▼
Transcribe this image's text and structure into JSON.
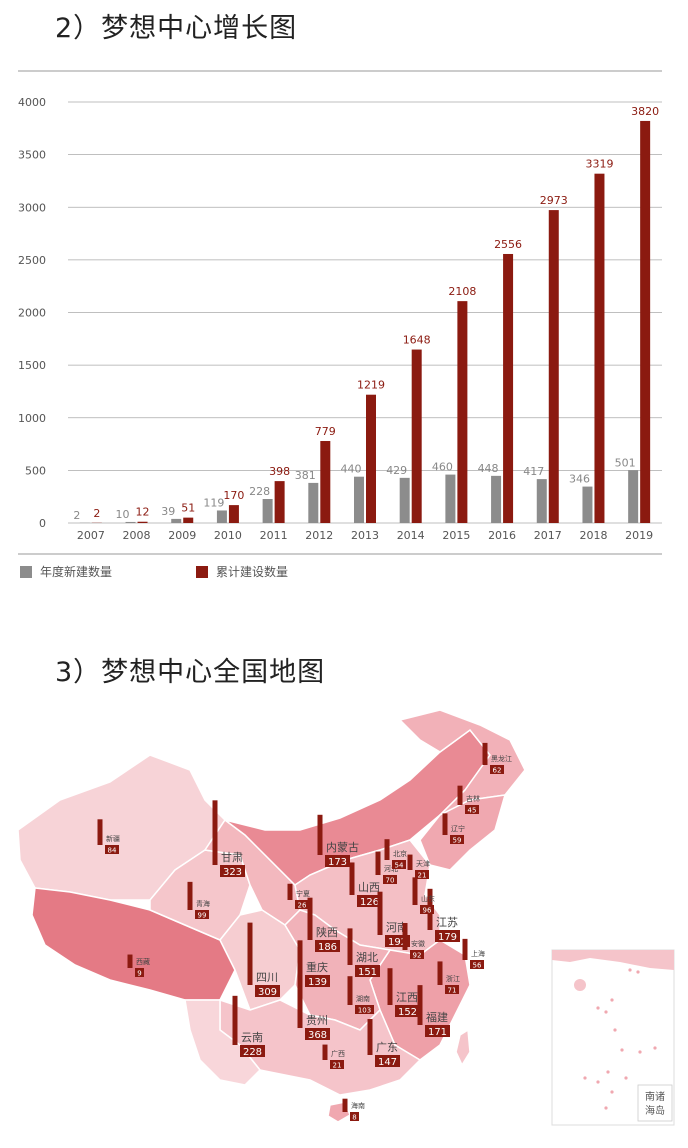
{
  "section1": {
    "title": "2）梦想中心增长图"
  },
  "section2": {
    "title": "3）梦想中心全国地图"
  },
  "colors": {
    "annual": "#8c8c8c",
    "cumulative": "#8b1a10",
    "axis": "#999999",
    "map_light": "#f5c9cd",
    "map_mid": "#ef9ea6",
    "map_dark": "#e57d88"
  },
  "chart_data": {
    "type": "bar",
    "categories": [
      "2007",
      "2008",
      "2009",
      "2010",
      "2011",
      "2012",
      "2013",
      "2014",
      "2015",
      "2016",
      "2017",
      "2018",
      "2019"
    ],
    "series": [
      {
        "name": "年度新建数量",
        "values": [
          2,
          10,
          39,
          119,
          228,
          381,
          440,
          429,
          460,
          448,
          417,
          346,
          501
        ],
        "color": "#8c8c8c"
      },
      {
        "name": "累计建设数量",
        "values": [
          2,
          12,
          51,
          170,
          398,
          779,
          1219,
          1648,
          2108,
          2556,
          2973,
          3319,
          3820
        ],
        "color": "#8b1a10"
      }
    ],
    "yticks": [
      0,
      500,
      1000,
      1500,
      2000,
      2500,
      3000,
      3500,
      4000
    ],
    "ylim": [
      0,
      4000
    ],
    "grid": true,
    "legend": "bottom-left"
  },
  "map": {
    "provinces": [
      {
        "name": "新疆",
        "value": 84
      },
      {
        "name": "西藏",
        "value": 9
      },
      {
        "name": "甘肃",
        "value": 323
      },
      {
        "name": "青海",
        "value": 99
      },
      {
        "name": "四川",
        "value": 309
      },
      {
        "name": "云南",
        "value": 228
      },
      {
        "name": "内蒙古",
        "value": 173
      },
      {
        "name": "宁夏",
        "value": 26
      },
      {
        "name": "陕西",
        "value": 186
      },
      {
        "name": "重庆",
        "value": 139
      },
      {
        "name": "贵州",
        "value": 368
      },
      {
        "name": "广西",
        "value": 21
      },
      {
        "name": "海南",
        "value": 8
      },
      {
        "name": "山西",
        "value": 126
      },
      {
        "name": "河南",
        "value": 192
      },
      {
        "name": "湖北",
        "value": 151
      },
      {
        "name": "湖南",
        "value": 103
      },
      {
        "name": "广东",
        "value": 147
      },
      {
        "name": "江西",
        "value": 152
      },
      {
        "name": "福建",
        "value": 171
      },
      {
        "name": "浙江",
        "value": 71
      },
      {
        "name": "安徽",
        "value": 92
      },
      {
        "name": "上海",
        "value": 56
      },
      {
        "name": "江苏",
        "value": 179
      },
      {
        "name": "山东",
        "value": 96
      },
      {
        "name": "河北",
        "value": 70
      },
      {
        "name": "北京",
        "value": 54
      },
      {
        "name": "天津",
        "value": 21
      },
      {
        "name": "辽宁",
        "value": 59
      },
      {
        "name": "吉林",
        "value": 45
      },
      {
        "name": "黑龙江",
        "value": 62
      }
    ],
    "inset_label": "南诸\n海岛"
  }
}
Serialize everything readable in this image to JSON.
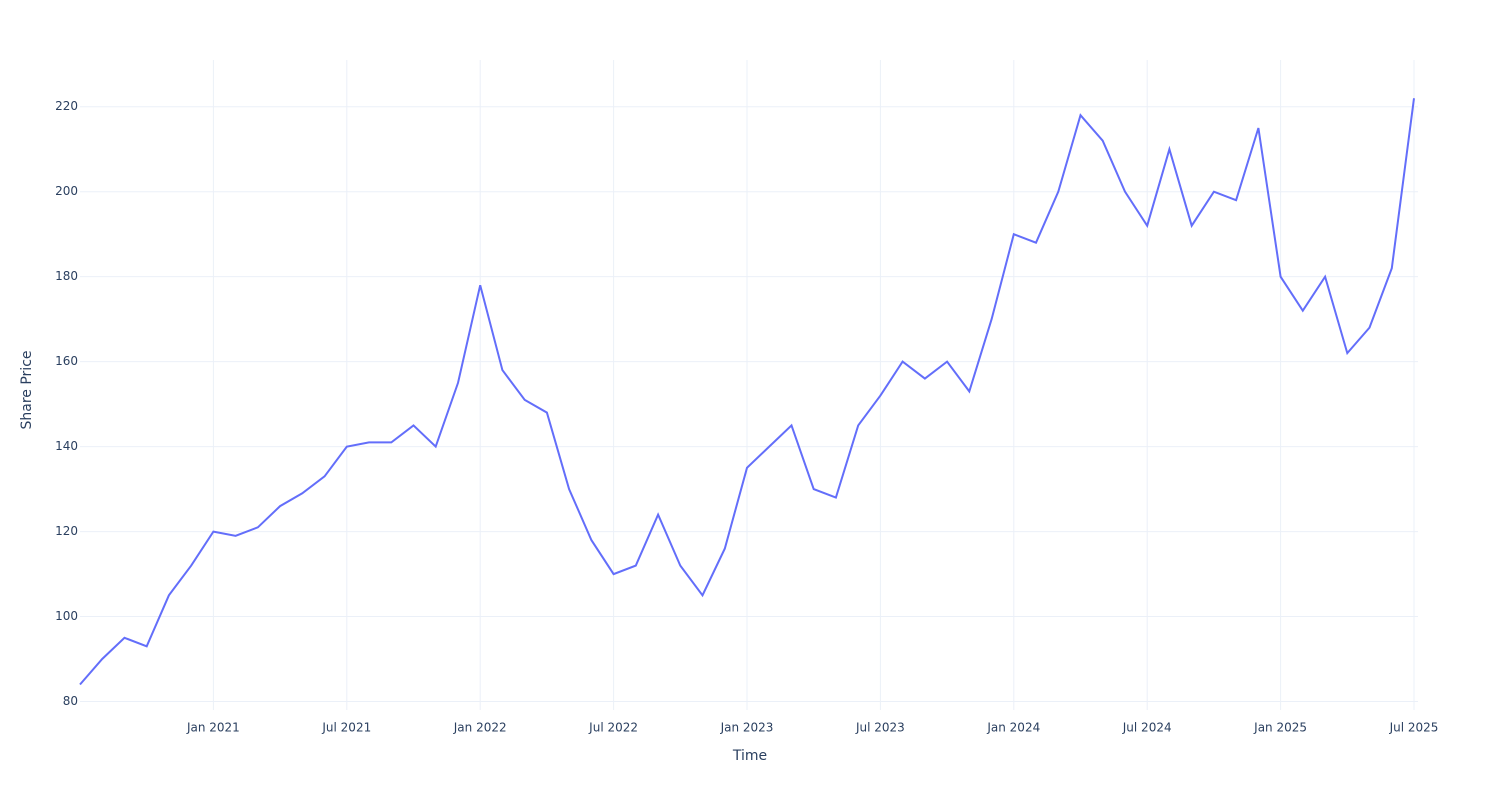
{
  "chart_data": {
    "type": "line",
    "x_label": "Time",
    "y_label": "Share Price",
    "x": [
      "2020-07",
      "2020-08",
      "2020-09",
      "2020-10",
      "2020-11",
      "2020-12",
      "2021-01",
      "2021-02",
      "2021-03",
      "2021-04",
      "2021-05",
      "2021-06",
      "2021-07",
      "2021-08",
      "2021-09",
      "2021-10",
      "2021-11",
      "2021-12",
      "2022-01",
      "2022-02",
      "2022-03",
      "2022-04",
      "2022-05",
      "2022-06",
      "2022-07",
      "2022-08",
      "2022-09",
      "2022-10",
      "2022-11",
      "2022-12",
      "2023-01",
      "2023-02",
      "2023-03",
      "2023-04",
      "2023-05",
      "2023-06",
      "2023-07",
      "2023-08",
      "2023-09",
      "2023-10",
      "2023-11",
      "2023-12",
      "2024-01",
      "2024-02",
      "2024-03",
      "2024-04",
      "2024-05",
      "2024-06",
      "2024-07",
      "2024-08",
      "2024-09",
      "2024-10",
      "2024-11",
      "2024-12",
      "2025-01",
      "2025-02",
      "2025-03",
      "2025-04",
      "2025-05",
      "2025-06",
      "2025-07"
    ],
    "series": [
      {
        "name": "Share Price",
        "color": "#636efa",
        "values": [
          84,
          90,
          95,
          93,
          105,
          112,
          120,
          119,
          121,
          126,
          129,
          133,
          140,
          141,
          141,
          145,
          140,
          155,
          178,
          158,
          151,
          148,
          130,
          118,
          110,
          112,
          124,
          112,
          105,
          116,
          135,
          140,
          145,
          130,
          128,
          145,
          152,
          160,
          156,
          160,
          153,
          170,
          190,
          188,
          200,
          218,
          212,
          200,
          192,
          210,
          192,
          200,
          198,
          215,
          180,
          172,
          180,
          162,
          168,
          182,
          222
        ]
      }
    ],
    "xlim": [
      "2020-07",
      "2025-07"
    ],
    "xticks": [
      {
        "value": "2021-01",
        "label": "Jan 2021"
      },
      {
        "value": "2021-07",
        "label": "Jul 2021"
      },
      {
        "value": "2022-01",
        "label": "Jan 2022"
      },
      {
        "value": "2022-07",
        "label": "Jul 2022"
      },
      {
        "value": "2023-01",
        "label": "Jan 2023"
      },
      {
        "value": "2023-07",
        "label": "Jul 2023"
      },
      {
        "value": "2024-01",
        "label": "Jan 2024"
      },
      {
        "value": "2024-07",
        "label": "Jul 2024"
      },
      {
        "value": "2025-01",
        "label": "Jan 2025"
      },
      {
        "value": "2025-07",
        "label": "Jul 2025"
      }
    ],
    "ylim": [
      78,
      231
    ],
    "yticks": [
      80,
      100,
      120,
      140,
      160,
      180,
      200,
      220
    ],
    "grid": true
  }
}
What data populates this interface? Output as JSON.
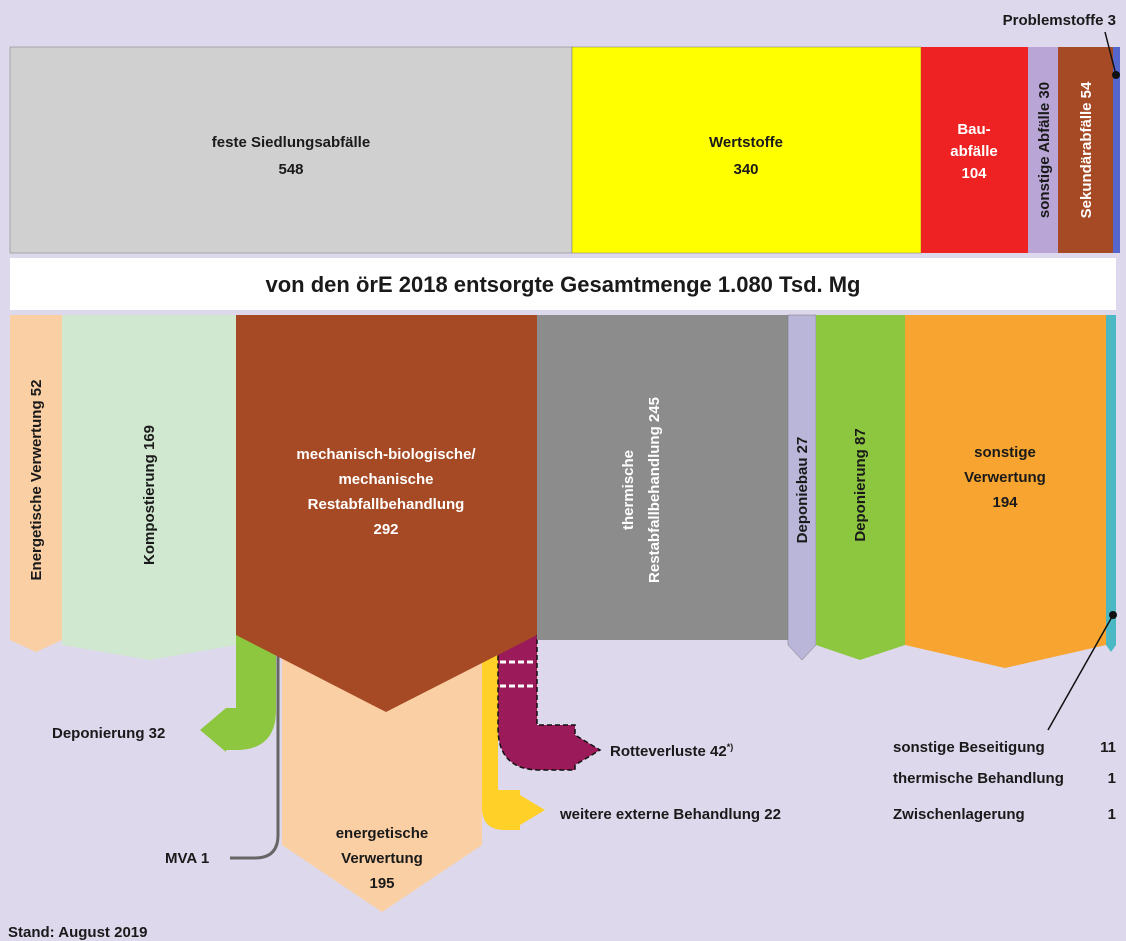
{
  "title": "von den örE 2018 entsorgte Gesamtmenge 1.080 Tsd. Mg",
  "sources": [
    {
      "lines": [
        "feste Siedlungsabfälle"
      ],
      "value": 548
    },
    {
      "lines": [
        "Wertstoffe"
      ],
      "value": 340
    },
    {
      "lines": [
        "Bau-",
        "abfälle"
      ],
      "value": 104
    },
    {
      "lines": [
        "sonstige Abfälle"
      ],
      "value": 30
    },
    {
      "lines": [
        "Sekundärabfälle"
      ],
      "value": 54
    },
    {
      "lines": [
        "Problemstoffe"
      ],
      "value": 3
    }
  ],
  "treatments": [
    {
      "lines": [
        "Energetische Verwertung"
      ],
      "value": 52
    },
    {
      "lines": [
        "Kompostierung"
      ],
      "value": 169
    },
    {
      "lines": [
        "mechanisch-biologische/",
        "mechanische",
        "Restabfallbehandlung"
      ],
      "value": 292
    },
    {
      "lines": [
        "thermische",
        "Restabfallbehandlung"
      ],
      "value": 245
    },
    {
      "lines": [
        "Deponiebau"
      ],
      "value": 27
    },
    {
      "lines": [
        "Deponierung"
      ],
      "value": 87
    },
    {
      "lines": [
        "sonstige",
        "Verwertung"
      ],
      "value": 194
    }
  ],
  "mba_outputs": [
    {
      "lines": [
        "Deponierung"
      ],
      "value": 32
    },
    {
      "lines": [
        "MVA"
      ],
      "value": 1
    },
    {
      "lines": [
        "energetische",
        "Verwertung"
      ],
      "value": 195
    },
    {
      "lines": [
        "weitere externe Behandlung"
      ],
      "value": 22
    },
    {
      "lines": [
        "Rotteverluste"
      ],
      "value": 42,
      "note": "*)"
    }
  ],
  "other_disposal": [
    {
      "name": "sonstige Beseitigung",
      "value": 11
    },
    {
      "name": "thermische Behandlung",
      "value": 1
    },
    {
      "name": "Zwischenlagerung",
      "value": 1
    }
  ],
  "footer": "Stand: August 2019"
}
▲
WHAT YOU WILL DO: Search the records for the word "this", then list every line that has it.

THE RESULT:
Transcribe this image's text and structure into JSON.
Serialize everything readable in this image to JSON.
What data populates this interface? Output as JSON.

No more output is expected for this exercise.